WHAT THIS TASK INVOLVES. Identify every line in the records below that contains the word "Зона", and reproduce each one.

+--

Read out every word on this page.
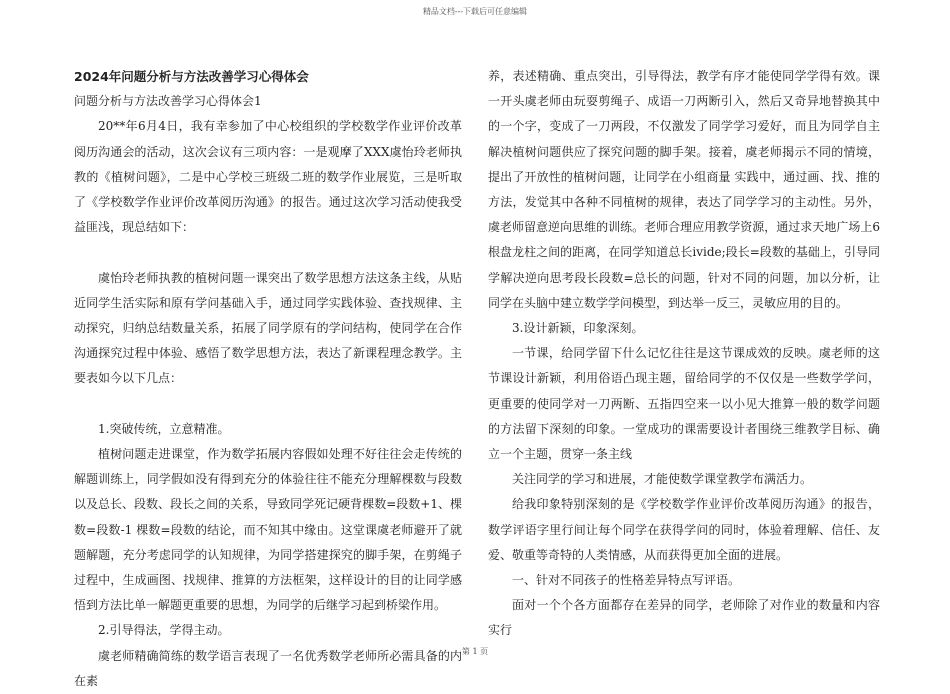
精品文档---下载后可任意编辑

2024年问题分析与方法改善学习心得体会

问题分析与方法改善学习心得体会1

20**年6月4日，我有幸参加了中心校组织的学校数学作业评价改革阅历沟通会的活动，这次会议有三项内容：一是观摩了XXX虞怡玲老师执教的《植树问题》，二是中心学校三班级二班的数学作业展览，三是听取了《学校数学作业评价改革阅历沟通》的报告。通过这次学习活动使我受益匪浅，现总结如下：

虞怡玲老师执教的植树问题一课突出了数学思想方法这条主线，从贴近同学生活实际和原有学问基础入手，通过同学实践体验、查找规律、主动探究，归纳总结数量关系，拓展了同学原有的学问结构，使同学在合作沟通探究过程中体验、感悟了数学思想方法，表达了新课程理念教学。主要表如今以下几点：

1.突破传统，立意精准。

植树问题走进课堂，作为数学拓展内容假如处理不好往往会走传统的解题训练上，同学假如没有得到充分的体验往往不能充分理解棵数与段数以及总长、段数、段长之间的关系，导致同学死记硬背棵数=段数+1、棵数=段数-1 棵数=段数的结论，而不知其中缘由。这堂课虞老师避开了就题解题，充分考虑同学的认知规律，为同学搭建探究的脚手架，在剪绳子过程中，生成画图、找规律、推算的方法框架，这样设计的目的让同学感悟到方法比单一解题更重要的思想，为同学的后继学习起到桥梁作用。

2.引导得法，学得主动。

虞老师精确简练的数学语言表现了一名优秀数学老师所必需具备的内在素

养，表述精确、重点突出，引导得法，教学有序才能使同学学得有效。课一开头虞老师由玩耍剪绳子、成语一刀两断引入，然后又奇异地替换其中的一个字，变成了一刀两段，不仅激发了同学学习爱好，而且为同学自主解决植树问题供应了探究问题的脚手架。接着，虞老师揭示不同的情境，提出了开放性的植树问题，让同学在小组商量 实践中，通过画、找、推的方法，发觉其中各种不同植树的规律，表达了同学学习的主动性。另外，虞老师留意逆向思维的训练。老师合理应用教学资源，通过求天地广场上6根盘龙柱之间的距离，在同学知道总长ivide;段长=段数的基础上，引导同学解决逆向思考段长段数=总长的问题，针对不同的问题，加以分析，让同学在头脑中建立数学学问模型，到达举一反三，灵敏应用的目的。

3.设计新颖，印象深刻。

一节课，给同学留下什么记忆往往是这节课成效的反映。虞老师的这节课设计新颖，利用俗语凸现主题，留给同学的不仅仅是一些数学学问，更重要的使同学对一刀两断、五指四空来一以小见大推算一般的数学问题的方法留下深刻的印象。一堂成功的课需要设计者围绕三维教学目标、确立一个主题，贯穿一条主线

关注同学的学习和进展，才能使数学课堂教学布满活力。

给我印象特别深刻的是《学校数学作业评价改革阅历沟通》的报告，数学评语字里行间让每个同学在获得学问的同时，体验着理解、信任、友爱、敬重等奇特的人类情感，从而获得更加全面的进展。

一、针对不同孩子的性格差异特点写评语。

面对一个个各方面都存在差异的同学，老师除了对作业的数量和内容实行

第 1 页
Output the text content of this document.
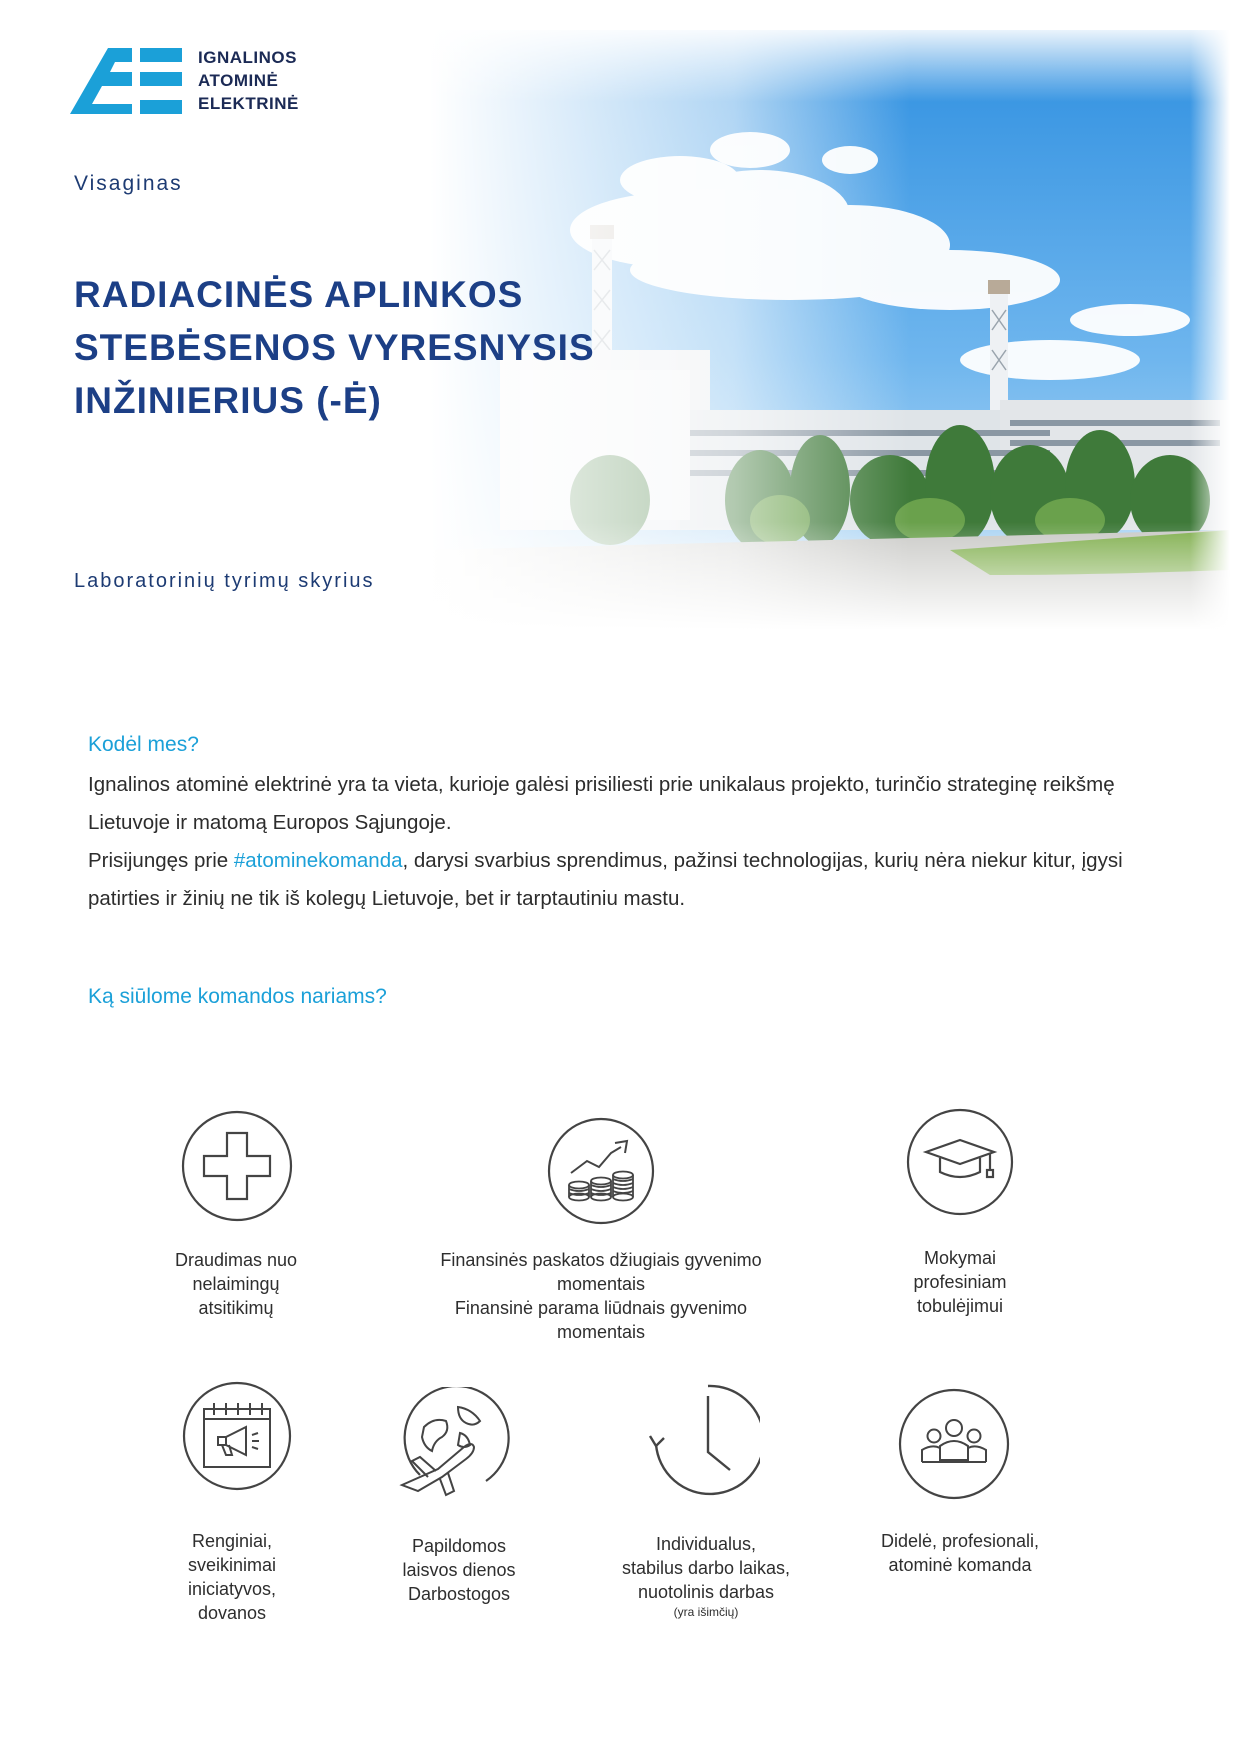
IGNALINOS
ATOMINĖ
ELEKTRINĖ
Visaginas
RADIACINĖS APLINKOS
STEBĖSENOS VYRESNYSIS
INŽINIERIUS (-Ė)
Laboratorinių tyrimų skyrius
Kodėl mes?
Ignalinos atominė elektrinė yra ta vieta, kurioje galėsi prisiliesti prie unikalaus projekto, turinčio strateginę reikšmę Lietuvoje ir matomą Europos Sąjungoje.
Prisijungęs prie #atominekomanda, darysi svarbius sprendimus, pažinsi technologijas, kurių nėra niekur kitur, įgysi patirties ir žinių ne tik iš kolegų Lietuvoje, bet ir tarptautiniu mastu.
Ką siūlome komandos nariams?
Draudimas nuo
nelaimingų
atsitikimų
Finansinės paskatos džiugiais gyvenimo
momentais
Finansinė parama liūdnais gyvenimo
momentais
Mokymai
profesiniam
tobulėjimui
Renginiai,
sveikinimai
iniciatyvos,
dovanos
Papildomos
laisvos dienos
Darbostogos
Individualus,
stabilus darbo laikas,
nuotolinis darbas
(yra išimčių)
Didelė, profesionali,
atominė komanda
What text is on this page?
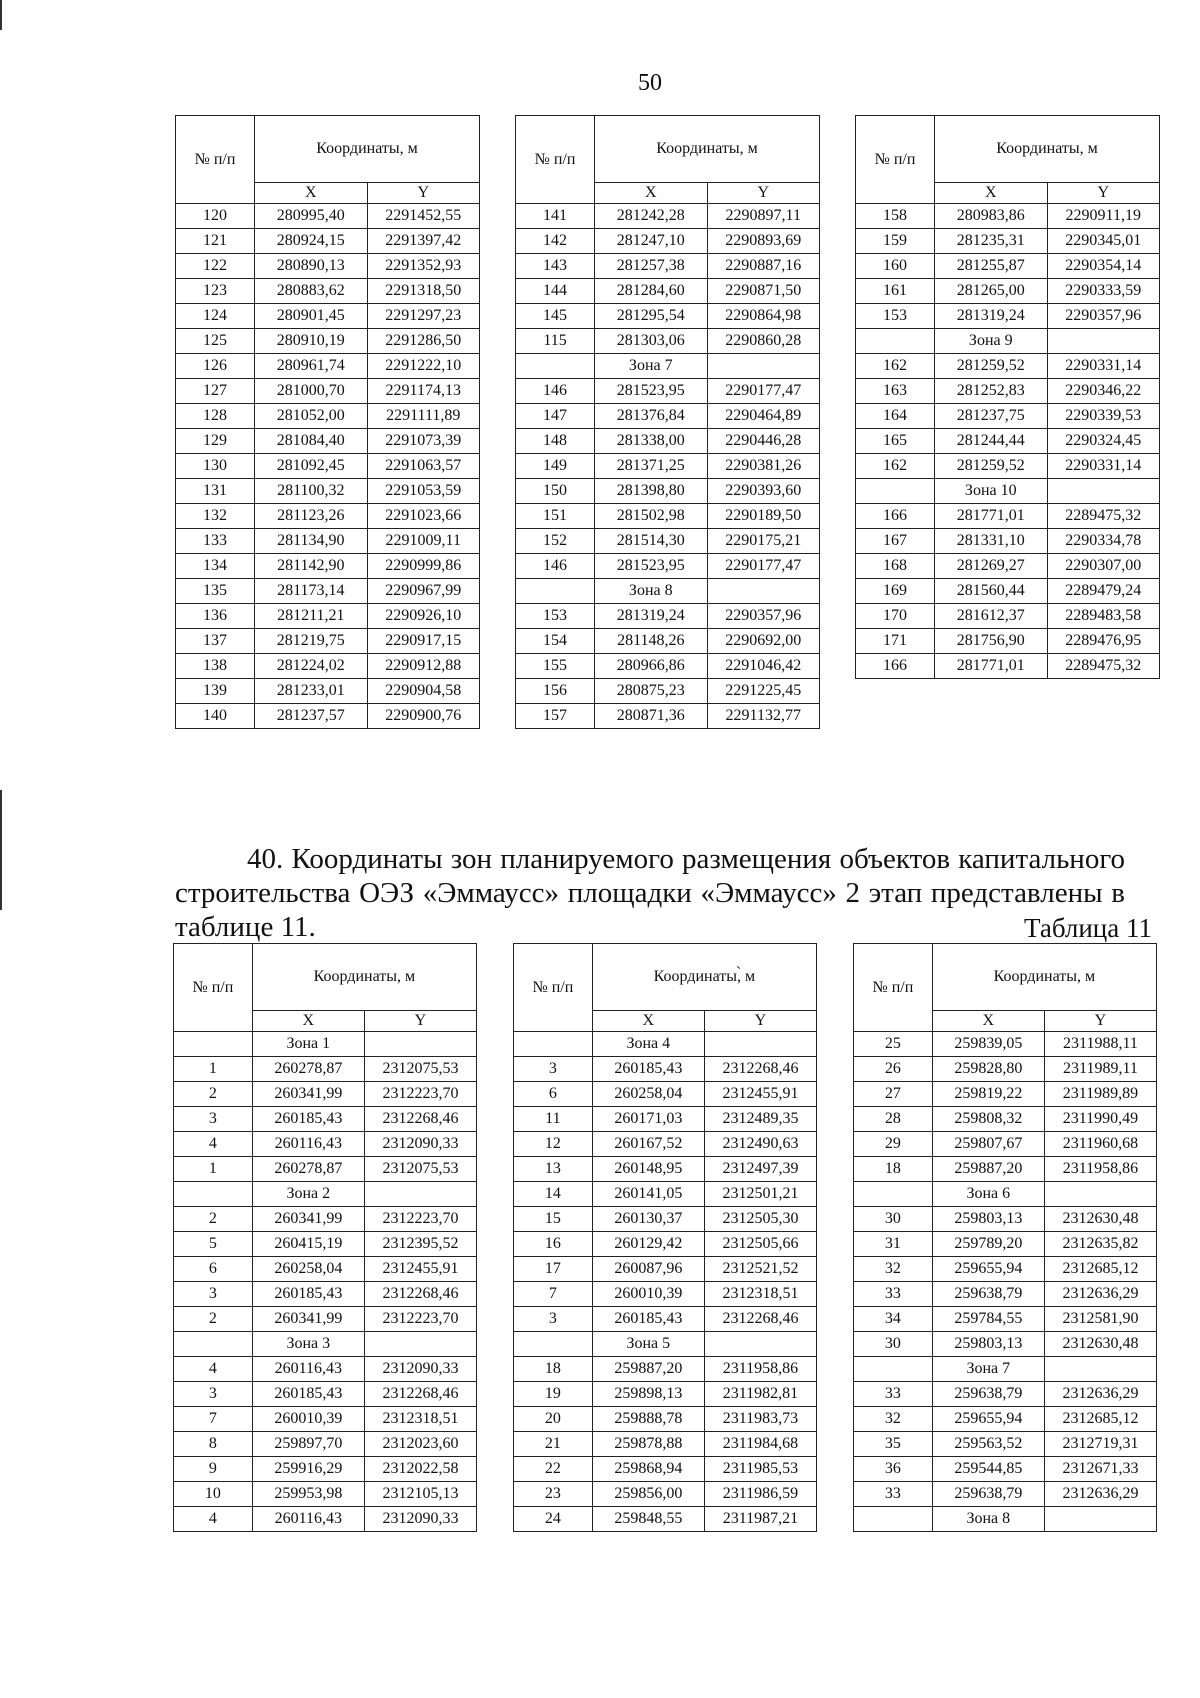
50
№ п/п	Координаты, м	
	X	Y
120	280995,40	2291452,55
121	280924,15	2291397,42
122	280890,13	2291352,93
123	280883,62	2291318,50
124	280901,45	2291297,23
125	280910,19	2291286,50
126	280961,74	2291222,10
127	281000,70	2291174,13
128	281052,00	2291111,89
129	281084,40	2291073,39
130	281092,45	2291063,57
131	281100,32	2291053,59
132	281123,26	2291023,66
133	281134,90	2291009,11
134	281142,90	2290999,86
135	281173,14	2290967,99
136	281211,21	2290926,10
137	281219,75	2290917,15
138	281224,02	2290912,88
139	281233,01	2290904,58
140	281237,57	2290900,76
№ п/п	Координаты, м	
	X	Y
141	281242,28	2290897,11
142	281247,10	2290893,69
143	281257,38	2290887,16
144	281284,60	2290871,50
145	281295,54	2290864,98
115	281303,06	2290860,28
	Зона 7	
146	281523,95	2290177,47
147	281376,84	2290464,89
148	281338,00	2290446,28
149	281371,25	2290381,26
150	281398,80	2290393,60
151	281502,98	2290189,50
152	281514,30	2290175,21
146	281523,95	2290177,47
	Зона 8	
153	281319,24	2290357,96
154	281148,26	2290692,00
155	280966,86	2291046,42
156	280875,23	2291225,45
157	280871,36	2291132,77
№ п/п	Координаты, м	
	X	Y
158	280983,86	2290911,19
159	281235,31	2290345,01
160	281255,87	2290354,14
161	281265,00	2290333,59
153	281319,24	2290357,96
	Зона 9	
162	281259,52	2290331,14
163	281252,83	2290346,22
164	281237,75	2290339,53
165	281244,44	2290324,45
162	281259,52	2290331,14
	Зона 10	
166	281771,01	2289475,32
167	281331,10	2290334,78
168	281269,27	2290307,00
169	281560,44	2289479,24
170	281612,37	2289483,58
171	281756,90	2289476,95
166	281771,01	2289475,32

40. Координаты зон планируемого размещения объектов капитального строительства ОЭЗ «Эммаусс» площадки «Эммаусс» 2 этап представлены в таблице 11.	Таблица 11
№ п/п	Координаты, м	
	X	Y
	Зона 1	
1	260278,87	2312075,53
2	260341,99	2312223,70
3	260185,43	2312268,46
4	260116,43	2312090,33
1	260278,87	2312075,53
	Зона 2	
2	260341,99	2312223,70
5	260415,19	2312395,52
6	260258,04	2312455,91
3	260185,43	2312268,46
2	260341,99	2312223,70
	Зона 3	
4	260116,43	2312090,33
3	260185,43	2312268,46
7	260010,39	2312318,51
8	259897,70	2312023,60
9	259916,29	2312022,58
10	259953,98	2312105,13
4	260116,43	2312090,33
№ п/п	Координаты,̀ м	
	X	Y
	Зона 4	
3	260185,43	2312268,46
6	260258,04	2312455,91
11	260171,03	2312489,35
12	260167,52	2312490,63
13	260148,95	2312497,39
14	260141,05	2312501,21
15	260130,37	2312505,30
16	260129,42	2312505,66
17	260087,96	2312521,52
7	260010,39	2312318,51
3	260185,43	2312268,46
	Зона 5	
18	259887,20	2311958,86
19	259898,13	2311982,81
20	259888,78	2311983,73
21	259878,88	2311984,68
22	259868,94	2311985,53
23	259856,00	2311986,59
24	259848,55	2311987,21
№ п/п	Координаты, м	
	X	Y
25	259839,05	2311988,11
26	259828,80	2311989,11
27	259819,22	2311989,89
28	259808,32	2311990,49
29	259807,67	2311960,68
18	259887,20	2311958,86
	Зона 6	
30	259803,13	2312630,48
31	259789,20	2312635,82
32	259655,94	2312685,12
33	259638,79	2312636,29
34	259784,55	2312581,90
30	259803,13	2312630,48
	Зона 7	
33	259638,79	2312636,29
32	259655,94	2312685,12
35	259563,52	2312719,31
36	259544,85	2312671,33
33	259638,79	2312636,29
	Зона 8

+--

OUTPUT FOR THIS EXERCISE.
	Зона 7	
	Зона 8	
	Зона 9	
	Зона 10	
	Зона 1	
	Зона 2	
	Зона 3	
	Зона 4	
	Зона 5	
	Зона 6	
	Зона 7	
	Зона 8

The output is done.